§ **给定短文**:
万圣节问题(Halloween Problem)是数据库系统中的一个现象,它指的是当一个查询检索了一组行,然后修改了其中一行或多行,修改后的行再次满足查询的条件,进而导致在相同的更新操作中再次访问该行。在某些情况下甚至可能导致无限循环。

这个问题最初是由 Don Chamberlin、Pat Selinger 和 Morton Astrahan 在 1976 年的万圣节那天发现,当时他们正在处理的一个查询本应给那些收入低于 25,000 美元的员工加薪 10%,但执行完成后,数据库中所有员工的收入都至少达到了 25,000 美元。这是由于更新过的记录也对查询执行引擎可见,并且继续符合查询条件,记录多次匹配,每次匹配都被加薪 10%,直到它们都超过 25,000 美元。

Halloween Problem 这个名字并没有描述问题的性质,仅仅是因为它被发现的那天恰好是万圣节🎃。

Pat and Morton discovered this problem on Halloween… I remember they came into my office and said, “Chamberlin, look at this. We have to make sure that when the optimizer is making a plan for processing an update, it doesn’t use an index that is based on the field that is being updated. How are we going to do that?” It happened to be on a Friday, and we said, “Listen, we are not going to be able to solve this problem this afternoon. Let’s just give it a name. We’ll call it the Halloween Problem and we’ll work on it next week.” And it turns out it has been called that ever since.

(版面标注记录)

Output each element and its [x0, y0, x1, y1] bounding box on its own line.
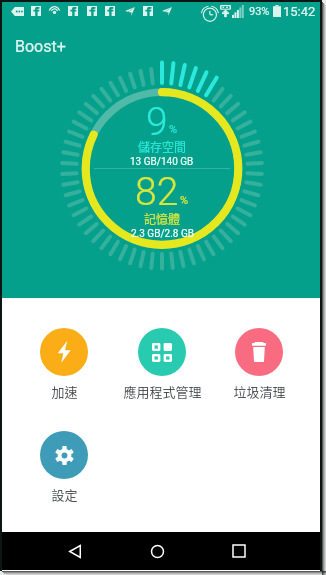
button[interactable]: 加速	[16, 324, 112, 405]
staticText: 9	[146, 99, 168, 145]
staticText: 93%	[249, 5, 270, 18]
staticText: 儲存空間	[138, 138, 187, 155]
button[interactable]: Recent apps	[225, 537, 253, 565]
staticText: 82	[135, 169, 179, 215]
staticText: %	[169, 123, 178, 136]
button[interactable]: 應用程式管理	[114, 324, 210, 405]
staticText: 記憶體	[144, 210, 181, 227]
staticText: 垃圾清理	[233, 382, 286, 401]
staticText: %	[180, 194, 189, 207]
button[interactable]: Home	[143, 537, 171, 565]
button[interactable]: 設定	[16, 427, 112, 508]
staticText: 應用程式管理	[123, 382, 202, 401]
staticText: Boost+	[15, 37, 66, 56]
button[interactable]: Back	[61, 537, 89, 565]
staticText: 13 GB/140 GB	[130, 156, 194, 168]
staticText: 加速	[51, 382, 78, 401]
staticText: 15:42	[283, 4, 316, 19]
button[interactable]: 垃圾清理	[211, 324, 307, 405]
staticText: 設定	[51, 485, 78, 504]
staticText: 2.3 GB/2.8 GB	[131, 228, 194, 240]
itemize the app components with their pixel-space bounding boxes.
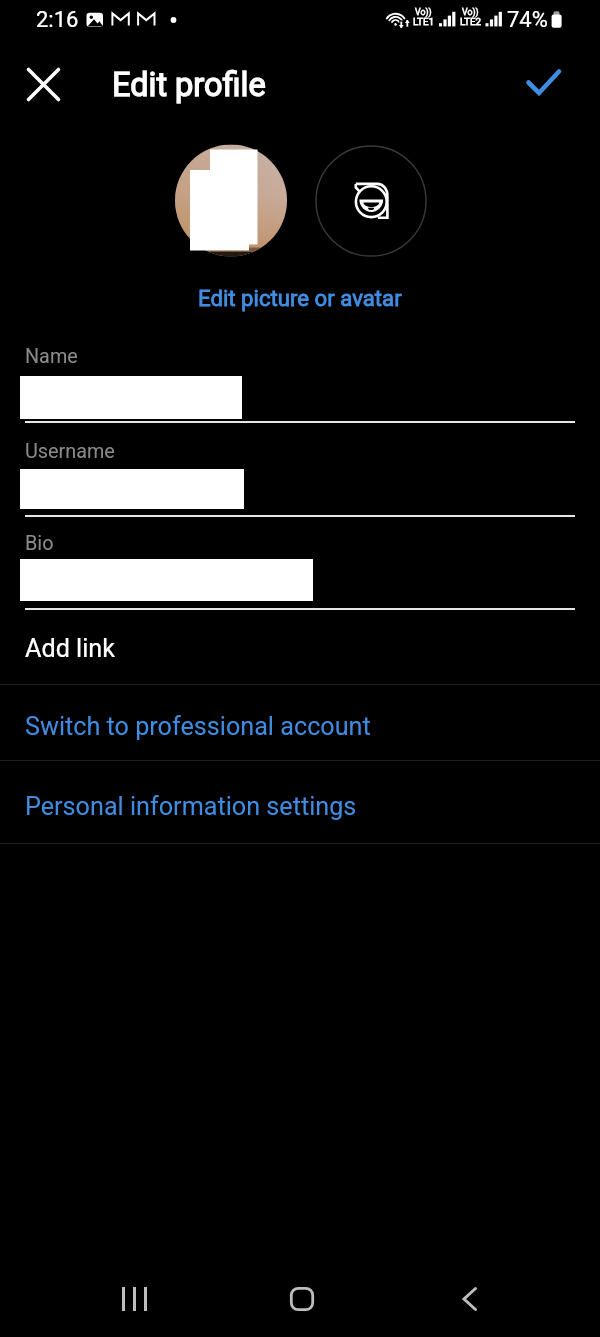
- staticText: 2:16: [36, 7, 79, 33]
- staticText: Add link: [25, 634, 116, 664]
- staticText: Edit profile: [112, 66, 266, 104]
- staticText: Vo)): [462, 7, 479, 17]
- button[interactable]: Close: [15, 56, 72, 113]
- button[interactable]: Bio: [0, 527, 600, 614]
- button[interactable]: Username: [0, 435, 600, 521]
- button[interactable]: Back: [443, 1269, 503, 1329]
- staticText: Switch to professional account: [25, 712, 371, 742]
- button[interactable]: Personal information settings: [0, 766, 600, 848]
- button[interactable]: Recent apps: [104, 1269, 164, 1329]
- button[interactable]: Done: [515, 56, 572, 113]
- staticText: LTE2: [460, 16, 482, 28]
- button[interactable]: Name: [0, 340, 600, 427]
- staticText: 74%: [507, 7, 548, 33]
- staticText: Bio: [25, 532, 54, 555]
- staticText: Personal information settings: [25, 792, 357, 822]
- button[interactable]: Edit picture or avatar: [0, 279, 600, 317]
- button[interactable]: Switch to professional account: [0, 689, 600, 764]
- button[interactable]: Add link: [0, 613, 600, 684]
- button[interactable]: Avatar: [316, 146, 426, 256]
- button[interactable]: Home: [271, 1269, 331, 1329]
- staticText: Name: [25, 345, 78, 368]
- staticText: LTE1: [413, 16, 435, 28]
- staticText: Vo)): [415, 7, 432, 17]
- staticText: Edit picture or avatar: [198, 285, 402, 311]
- staticText: Username: [25, 440, 115, 463]
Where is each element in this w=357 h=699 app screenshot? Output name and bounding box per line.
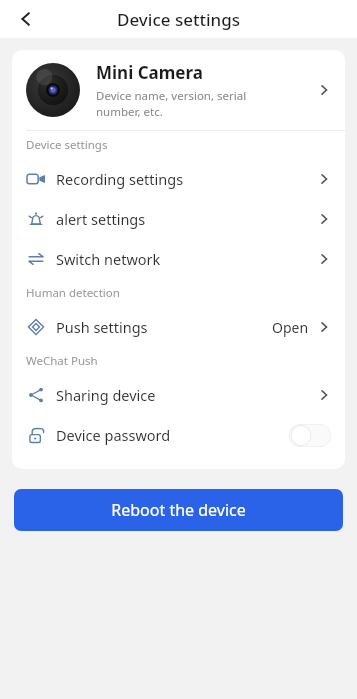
- staticText: Reboot the device: [111, 499, 246, 521]
- button[interactable]: Device password: [12, 415, 345, 455]
- staticText: Recording settings: [56, 169, 317, 189]
- staticText: Push settings: [56, 317, 272, 337]
- button[interactable]: Push settings: [12, 307, 345, 347]
- staticText: Switch network: [56, 249, 317, 269]
- staticText: Device settings: [117, 8, 241, 31]
- staticText: Device password: [56, 425, 289, 445]
- staticText: WeChat Push: [26, 353, 98, 369]
- staticText: Sharing device: [56, 385, 317, 405]
- staticText: alert settings: [56, 209, 317, 229]
- staticText: Human detection: [26, 285, 120, 301]
- button[interactable]: Back: [6, 0, 46, 38]
- staticText: Device name, version, serial number, etc…: [96, 88, 247, 119]
- button[interactable]: Device password toggle: [289, 424, 331, 447]
- button[interactable]: Reboot the device: [14, 489, 343, 531]
- staticText: Open: [272, 318, 309, 337]
- staticText: Mini Camera: [96, 61, 203, 84]
- button[interactable]: alert settings: [12, 199, 345, 239]
- staticText: Device settings: [26, 137, 108, 153]
- button[interactable]: Recording settings: [12, 159, 345, 199]
- button[interactable]: Sharing device: [12, 375, 345, 415]
- button[interactable]: Switch network: [12, 239, 345, 279]
- button[interactable]: Mini Camera: [12, 50, 345, 130]
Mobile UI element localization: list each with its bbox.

§ **任务要求 A**:
请从条目中摘录以下各行：从含有“- staticText: 2:16: [36, 7, 79, 33]”的一行开始，到含有“- button[interactable]: Username: [0, 435, 600, 521]”的一行结束，首尾两行都包括在内，各行一字不改地照抄。
§ **任务要求 B**:
接着关于万圣节问题的短文的最后一句往下续写。
上面的短文和条目分别取自不同的来源。

§ **书面作答 A**:
- staticText: 2:16: [36, 7, 79, 33]
- staticText: Add link: [25, 634, 116, 664]
- staticText: Edit profile: [112, 66, 266, 104]
- staticText: Vo)): [462, 7, 479, 17]
- button[interactable]: Close: [15, 56, 72, 113]
- button[interactable]: Bio: [0, 527, 600, 614]
- button[interactable]: Username: [0, 435, 600, 521]

§ **书面作答 B**:
自 1976 年万圣节问题被发现以来,至今已接近 50 年。尽管现代数据库技术已经取得了巨大进步,但是否所有数据库都完全避免了这样的问题呢?并非如此,CockroachDB 在 2020 年的 Pull Request 42862 里解决了被真正观测到的 Halloween Problem:

Moreover, this invalid behavior causes a real observable bug: a statement that reads and writes to the same table may never complete, as the read part may become able to consume the rows that it itself writes. Or worse, it could cause logical operations to be performed multiple times: https://en.wikipedia.org/wiki/Halloween_Problem

那 PostgreSQL 是否有这样的问题呢?如果你去搜 “postgres halloween problem”,会发现在 PG 的邮件列表有人问过这样的问题:

The Halloween problem is that it is a challenge for the database if you’re updating a field that is also in the WHERE clause of the same query.

I just saw a presentation from someone about how in SQL Server he recommended writing changes to a temp table and then writing them to the table as being much more efficient.

Does Postgres handle this problem efficiently, or should we follow a similar strategy?

Tom Lane 在第一时间做出了回复:

直译过来就是: 对于 Postgres 来说,这是无稽之谈。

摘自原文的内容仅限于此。